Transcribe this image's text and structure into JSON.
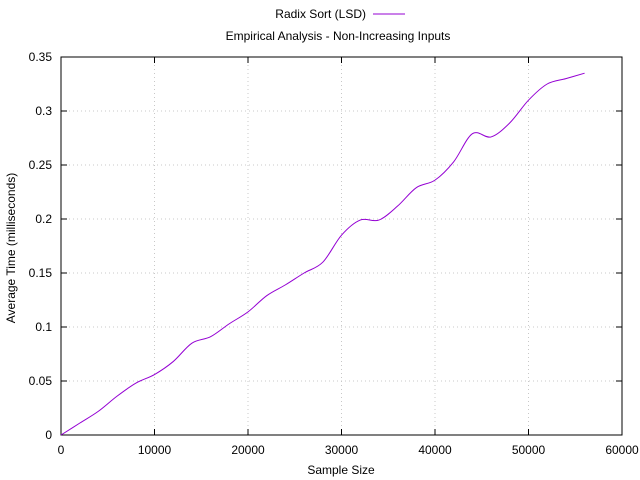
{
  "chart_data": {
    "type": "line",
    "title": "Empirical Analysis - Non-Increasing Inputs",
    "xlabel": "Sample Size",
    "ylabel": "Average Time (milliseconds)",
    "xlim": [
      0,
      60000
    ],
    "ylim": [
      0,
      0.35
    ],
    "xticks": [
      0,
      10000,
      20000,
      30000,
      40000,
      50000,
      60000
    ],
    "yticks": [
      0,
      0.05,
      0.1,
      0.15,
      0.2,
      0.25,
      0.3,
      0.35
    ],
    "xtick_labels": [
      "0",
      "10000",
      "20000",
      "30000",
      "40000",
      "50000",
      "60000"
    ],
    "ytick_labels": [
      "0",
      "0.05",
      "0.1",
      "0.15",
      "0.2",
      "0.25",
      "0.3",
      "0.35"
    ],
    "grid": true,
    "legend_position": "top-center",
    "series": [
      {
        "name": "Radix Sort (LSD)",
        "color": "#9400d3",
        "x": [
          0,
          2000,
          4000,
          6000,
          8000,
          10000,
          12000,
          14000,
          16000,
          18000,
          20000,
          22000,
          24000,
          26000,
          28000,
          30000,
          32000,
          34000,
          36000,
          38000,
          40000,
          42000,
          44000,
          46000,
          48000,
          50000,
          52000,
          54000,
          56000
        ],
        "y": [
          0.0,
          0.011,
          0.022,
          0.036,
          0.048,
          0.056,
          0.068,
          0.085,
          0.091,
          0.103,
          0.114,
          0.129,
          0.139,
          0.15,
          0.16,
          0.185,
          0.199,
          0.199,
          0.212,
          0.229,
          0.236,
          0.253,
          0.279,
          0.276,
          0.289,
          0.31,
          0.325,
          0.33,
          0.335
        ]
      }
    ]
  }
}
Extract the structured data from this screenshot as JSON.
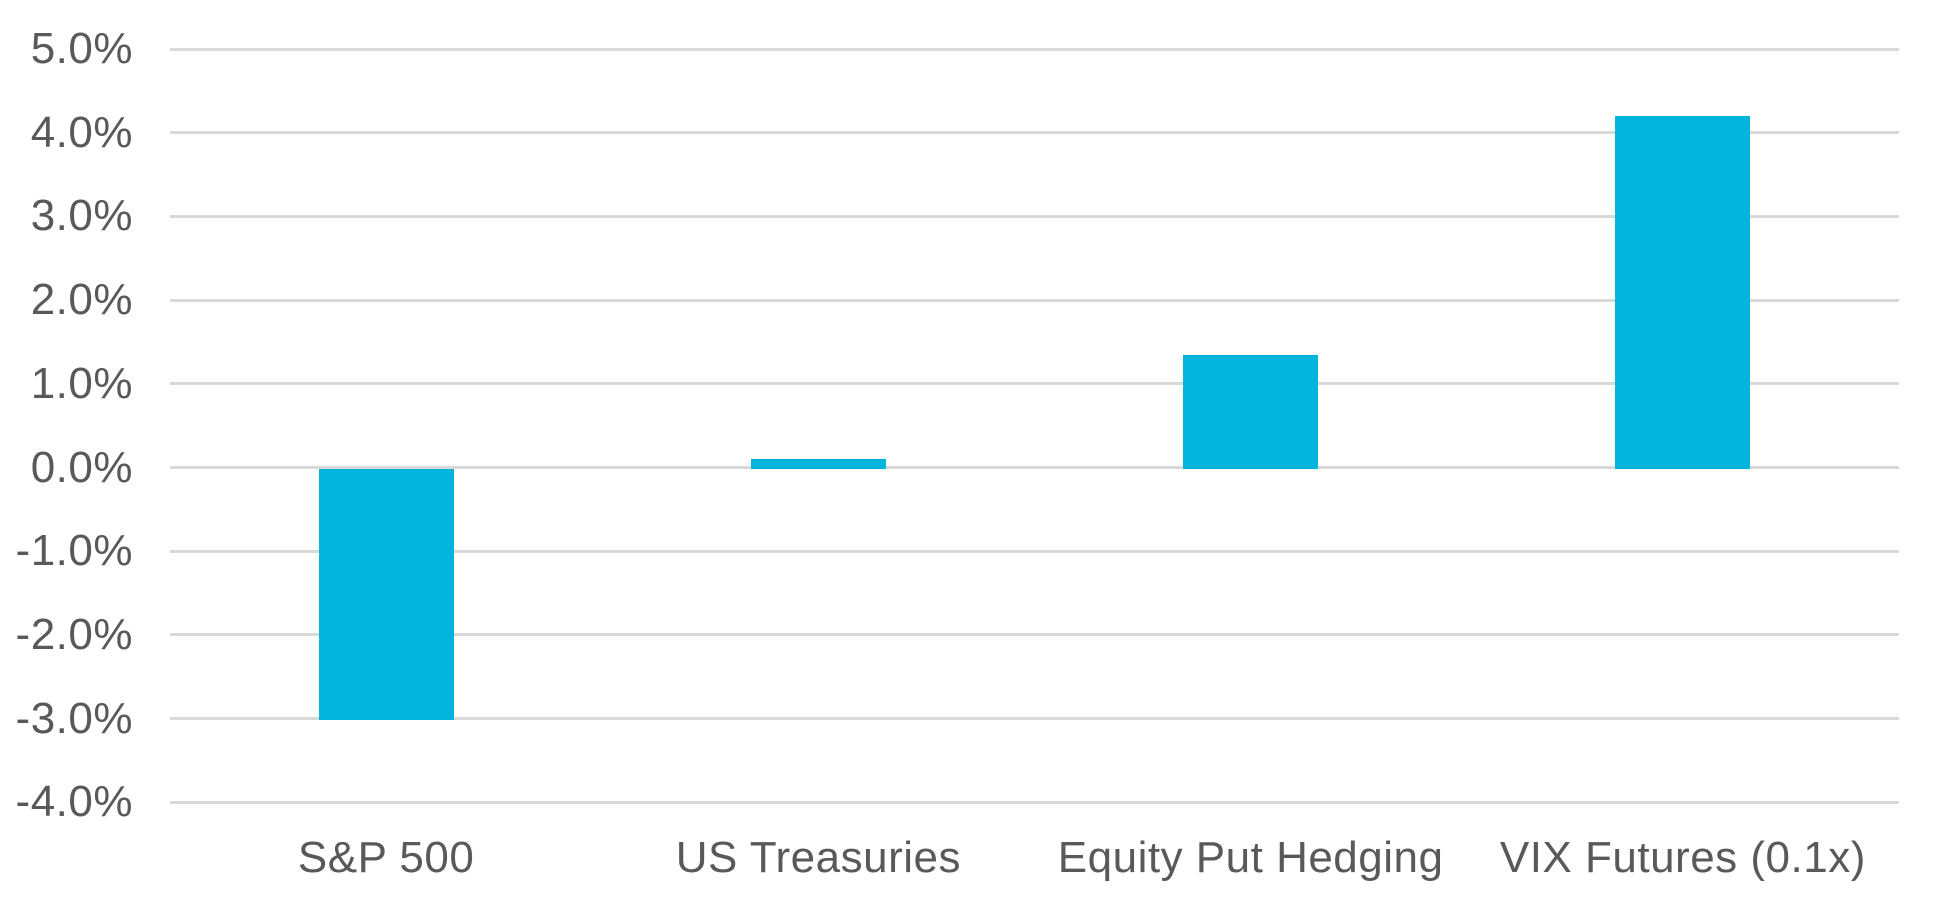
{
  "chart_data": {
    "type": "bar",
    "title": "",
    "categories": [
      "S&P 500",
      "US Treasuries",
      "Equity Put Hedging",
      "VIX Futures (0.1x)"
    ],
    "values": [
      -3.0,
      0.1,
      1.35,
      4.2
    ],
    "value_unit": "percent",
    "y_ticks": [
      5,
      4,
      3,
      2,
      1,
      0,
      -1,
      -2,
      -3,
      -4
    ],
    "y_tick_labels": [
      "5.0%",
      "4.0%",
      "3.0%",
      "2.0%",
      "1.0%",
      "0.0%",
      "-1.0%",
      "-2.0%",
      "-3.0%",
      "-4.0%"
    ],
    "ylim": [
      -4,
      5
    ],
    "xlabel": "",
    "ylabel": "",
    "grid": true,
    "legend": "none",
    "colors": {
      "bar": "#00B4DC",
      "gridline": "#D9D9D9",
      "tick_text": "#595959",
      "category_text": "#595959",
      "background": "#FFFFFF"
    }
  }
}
============================================================
- _Task goal_:
Retype only the lines above from the one with "Extract the structured" through the last, both ends included, keeping every picture out of the copy.

- _Problem solution_:
Extract the structured data from this screenshot as JSON.
{
  "chart_data": {
    "type": "bar",
    "title": "",
    "categories": [
      "S&P 500",
      "US Treasuries",
      "Equity Put Hedging",
      "VIX Futures (0.1x)"
    ],
    "values": [
      -3.0,
      0.1,
      1.35,
      4.2
    ],
    "value_unit": "percent",
    "y_ticks": [
      5,
      4,
      3,
      2,
      1,
      0,
      -1,
      -2,
      -3,
      -4
    ],
    "y_tick_labels": [
      "5.0%",
      "4.0%",
      "3.0%",
      "2.0%",
      "1.0%",
      "0.0%",
      "-1.0%",
      "-2.0%",
      "-3.0%",
      "-4.0%"
    ],
    "ylim": [
      -4,
      5
    ],
    "xlabel": "",
    "ylabel": "",
    "grid": true,
    "legend": "none",
    "colors": {
      "bar": "#00B4DC",
      "gridline": "#D9D9D9",
      "tick_text": "#595959",
      "category_text": "#595959",
      "background": "#FFFFFF"
    }
  }
}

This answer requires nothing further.